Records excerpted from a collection

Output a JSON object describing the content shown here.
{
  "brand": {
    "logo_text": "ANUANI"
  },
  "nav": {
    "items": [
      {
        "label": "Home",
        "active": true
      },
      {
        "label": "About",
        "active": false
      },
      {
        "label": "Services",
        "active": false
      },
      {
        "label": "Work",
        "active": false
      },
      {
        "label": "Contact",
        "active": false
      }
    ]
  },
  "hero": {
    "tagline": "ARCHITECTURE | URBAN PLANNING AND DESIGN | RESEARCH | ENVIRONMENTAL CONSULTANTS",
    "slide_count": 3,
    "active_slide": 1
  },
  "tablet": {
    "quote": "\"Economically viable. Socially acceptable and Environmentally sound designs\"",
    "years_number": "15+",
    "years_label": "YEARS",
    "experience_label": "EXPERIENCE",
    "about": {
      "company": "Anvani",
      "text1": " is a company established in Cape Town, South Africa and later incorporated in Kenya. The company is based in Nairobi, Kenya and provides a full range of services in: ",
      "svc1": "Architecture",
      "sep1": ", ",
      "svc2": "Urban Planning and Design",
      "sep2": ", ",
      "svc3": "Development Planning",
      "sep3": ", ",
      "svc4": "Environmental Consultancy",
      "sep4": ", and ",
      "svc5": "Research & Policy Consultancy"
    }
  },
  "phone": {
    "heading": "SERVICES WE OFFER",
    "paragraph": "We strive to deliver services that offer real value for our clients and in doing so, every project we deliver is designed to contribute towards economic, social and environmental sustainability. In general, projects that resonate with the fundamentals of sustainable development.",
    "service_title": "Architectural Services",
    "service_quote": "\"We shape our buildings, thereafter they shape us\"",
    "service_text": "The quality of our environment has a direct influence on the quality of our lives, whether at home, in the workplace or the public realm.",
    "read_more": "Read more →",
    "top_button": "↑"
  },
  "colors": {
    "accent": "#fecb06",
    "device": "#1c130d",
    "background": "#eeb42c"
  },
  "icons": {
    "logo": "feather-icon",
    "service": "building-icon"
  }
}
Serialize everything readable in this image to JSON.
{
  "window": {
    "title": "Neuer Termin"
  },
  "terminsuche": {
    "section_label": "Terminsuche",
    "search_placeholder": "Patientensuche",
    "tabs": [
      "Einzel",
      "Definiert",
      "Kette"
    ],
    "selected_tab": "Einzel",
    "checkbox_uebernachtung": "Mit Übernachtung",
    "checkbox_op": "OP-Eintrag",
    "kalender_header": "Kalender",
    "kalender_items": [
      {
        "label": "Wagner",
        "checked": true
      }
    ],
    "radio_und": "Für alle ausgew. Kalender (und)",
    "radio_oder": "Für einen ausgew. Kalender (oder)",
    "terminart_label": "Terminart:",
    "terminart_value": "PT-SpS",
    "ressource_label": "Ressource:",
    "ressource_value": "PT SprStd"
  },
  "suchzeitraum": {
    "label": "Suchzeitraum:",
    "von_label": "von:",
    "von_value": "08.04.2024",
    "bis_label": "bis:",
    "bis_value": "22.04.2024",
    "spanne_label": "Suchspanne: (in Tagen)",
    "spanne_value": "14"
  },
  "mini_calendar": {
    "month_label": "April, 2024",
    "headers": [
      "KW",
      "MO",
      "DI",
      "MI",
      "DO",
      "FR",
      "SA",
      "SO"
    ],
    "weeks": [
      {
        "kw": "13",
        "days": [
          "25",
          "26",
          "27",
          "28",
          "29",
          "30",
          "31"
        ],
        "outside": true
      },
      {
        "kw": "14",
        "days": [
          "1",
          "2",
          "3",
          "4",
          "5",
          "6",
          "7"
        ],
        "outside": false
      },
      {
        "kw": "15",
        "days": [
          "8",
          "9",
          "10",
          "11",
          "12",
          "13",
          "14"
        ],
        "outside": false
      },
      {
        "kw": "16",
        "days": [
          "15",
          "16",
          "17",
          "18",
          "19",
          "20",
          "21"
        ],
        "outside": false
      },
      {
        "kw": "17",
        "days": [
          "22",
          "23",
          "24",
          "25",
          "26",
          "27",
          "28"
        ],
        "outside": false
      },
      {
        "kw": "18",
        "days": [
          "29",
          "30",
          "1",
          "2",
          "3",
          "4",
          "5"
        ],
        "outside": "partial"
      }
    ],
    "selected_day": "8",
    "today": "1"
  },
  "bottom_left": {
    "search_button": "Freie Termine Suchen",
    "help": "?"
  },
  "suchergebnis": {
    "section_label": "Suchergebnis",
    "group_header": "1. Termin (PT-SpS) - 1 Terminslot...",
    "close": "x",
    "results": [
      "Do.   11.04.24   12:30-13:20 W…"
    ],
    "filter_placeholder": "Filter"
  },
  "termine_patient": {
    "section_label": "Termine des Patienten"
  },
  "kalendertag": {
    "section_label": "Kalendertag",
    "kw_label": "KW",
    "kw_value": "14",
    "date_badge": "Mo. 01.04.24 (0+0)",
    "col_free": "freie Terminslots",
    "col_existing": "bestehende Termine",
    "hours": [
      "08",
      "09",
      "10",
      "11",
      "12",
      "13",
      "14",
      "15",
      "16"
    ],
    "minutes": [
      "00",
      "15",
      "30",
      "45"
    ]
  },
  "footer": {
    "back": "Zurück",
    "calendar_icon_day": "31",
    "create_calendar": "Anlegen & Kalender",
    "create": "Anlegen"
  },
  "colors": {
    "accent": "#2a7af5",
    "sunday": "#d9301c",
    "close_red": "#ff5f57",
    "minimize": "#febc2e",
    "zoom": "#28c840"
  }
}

→ Description of the task
Repeat the records above exactly, leaving none out.

→ Output of the task
Output a JSON object describing the content shown here.
{
  "brand": {
    "logo_text": "ANUANI"
  },
  "nav": {
    "items": [
      {
        "label": "Home",
        "active": true
      },
      {
        "label": "About",
        "active": false
      },
      {
        "label": "Services",
        "active": false
      },
      {
        "label": "Work",
        "active": false
      },
      {
        "label": "Contact",
        "active": false
      }
    ]
  },
  "hero": {
    "tagline": "ARCHITECTURE | URBAN PLANNING AND DESIGN | RESEARCH | ENVIRONMENTAL CONSULTANTS",
    "slide_count": 3,
    "active_slide": 1
  },
  "tablet": {
    "quote": "\"Economically viable. Socially acceptable and Environmentally sound designs\"",
    "years_number": "15+",
    "years_label": "YEARS",
    "experience_label": "EXPERIENCE",
    "about": {
      "company": "Anvani",
      "text1": " is a company established in Cape Town, South Africa and later incorporated in Kenya. The company is based in Nairobi, Kenya and provides a full range of services in: ",
      "svc1": "Architecture",
      "sep1": ", ",
      "svc2": "Urban Planning and Design",
      "sep2": ", ",
      "svc3": "Development Planning",
      "sep3": ", ",
      "svc4": "Environmental Consultancy",
      "sep4": ", and ",
      "svc5": "Research & Policy Consultancy"
    }
  },
  "phone": {
    "heading": "SERVICES WE OFFER",
    "paragraph": "We strive to deliver services that offer real value for our clients and in doing so, every project we deliver is designed to contribute towards economic, social and environmental sustainability. In general, projects that resonate with the fundamentals of sustainable development.",
    "service_title": "Architectural Services",
    "service_quote": "\"We shape our buildings, thereafter they shape us\"",
    "service_text": "The quality of our environment has a direct influence on the quality of our lives, whether at home, in the workplace or the public realm.",
    "read_more": "Read more →",
    "top_button": "↑"
  },
  "colors": {
    "accent": "#fecb06",
    "device": "#1c130d",
    "background": "#eeb42c"
  },
  "icons": {
    "logo": "feather-icon",
    "service": "building-icon"
  }
}
Serialize everything readable in this image to JSON.
{
  "window": {
    "title": "Neuer Termin"
  },
  "terminsuche": {
    "section_label": "Terminsuche",
    "search_placeholder": "Patientensuche",
    "tabs": [
      "Einzel",
      "Definiert",
      "Kette"
    ],
    "selected_tab": "Einzel",
    "checkbox_uebernachtung": "Mit Übernachtung",
    "checkbox_op": "OP-Eintrag",
    "kalender_header": "Kalender",
    "kalender_items": [
      {
        "label": "Wagner",
        "checked": true
      }
    ],
    "radio_und": "Für alle ausgew. Kalender (und)",
    "radio_oder": "Für einen ausgew. Kalender (oder)",
    "terminart_label": "Terminart:",
    "terminart_value": "PT-SpS",
    "ressource_label": "Ressource:",
    "ressource_value": "PT SprStd"
  },
  "suchzeitraum": {
    "label": "Suchzeitraum:",
    "von_label": "von:",
    "von_value": "08.04.2024",
    "bis_label": "bis:",
    "bis_value": "22.04.2024",
    "spanne_label": "Suchspanne: (in Tagen)",
    "spanne_value": "14"
  },
  "mini_calendar": {
    "month_label": "April, 2024",
    "headers": [
      "KW",
      "MO",
      "DI",
      "MI",
      "DO",
      "FR",
      "SA",
      "SO"
    ],
    "weeks": [
      {
        "kw": "13",
        "days": [
          "25",
          "26",
          "27",
          "28",
          "29",
          "30",
          "31"
        ],
        "outside": true
      },
      {
        "kw": "14",
        "days": [
          "1",
          "2",
          "3",
          "4",
          "5",
          "6",
          "7"
        ],
        "outside": false
      },
      {
        "kw": "15",
        "days": [
          "8",
          "9",
          "10",
          "11",
          "12",
          "13",
          "14"
        ],
        "outside": false
      },
      {
        "kw": "16",
        "days": [
          "15",
          "16",
          "17",
          "18",
          "19",
          "20",
          "21"
        ],
        "outside": false
      },
      {
        "kw": "17",
        "days": [
          "22",
          "23",
          "24",
          "25",
          "26",
          "27",
          "28"
        ],
        "outside": false
      },
      {
        "kw": "18",
        "days": [
          "29",
          "30",
          "1",
          "2",
          "3",
          "4",
          "5"
        ],
        "outside": "partial"
      }
    ],
    "selected_day": "8",
    "today": "1"
  },
  "bottom_left": {
    "search_button": "Freie Termine Suchen",
    "help": "?"
  },
  "suchergebnis": {
    "section_label": "Suchergebnis",
    "group_header": "1. Termin (PT-SpS) - 1 Terminslot...",
    "close": "x",
    "results": [
      "Do.   11.04.24   12:30-13:20 W…"
    ],
    "filter_placeholder": "Filter"
  },
  "termine_patient": {
    "section_label": "Termine des Patienten"
  },
  "kalendertag": {
    "section_label": "Kalendertag",
    "kw_label": "KW",
    "kw_value": "14",
    "date_badge": "Mo. 01.04.24 (0+0)",
    "col_free": "freie Terminslots",
    "col_existing": "bestehende Termine",
    "hours": [
      "08",
      "09",
      "10",
      "11",
      "12",
      "13",
      "14",
      "15",
      "16"
    ],
    "minutes": [
      "00",
      "15",
      "30",
      "45"
    ]
  },
  "footer": {
    "back": "Zurück",
    "calendar_icon_day": "31",
    "create_calendar": "Anlegen & Kalender",
    "create": "Anlegen"
  },
  "colors": {
    "accent": "#2a7af5",
    "sunday": "#d9301c",
    "close_red": "#ff5f57",
    "minimize": "#febc2e",
    "zoom": "#28c840"
  }
}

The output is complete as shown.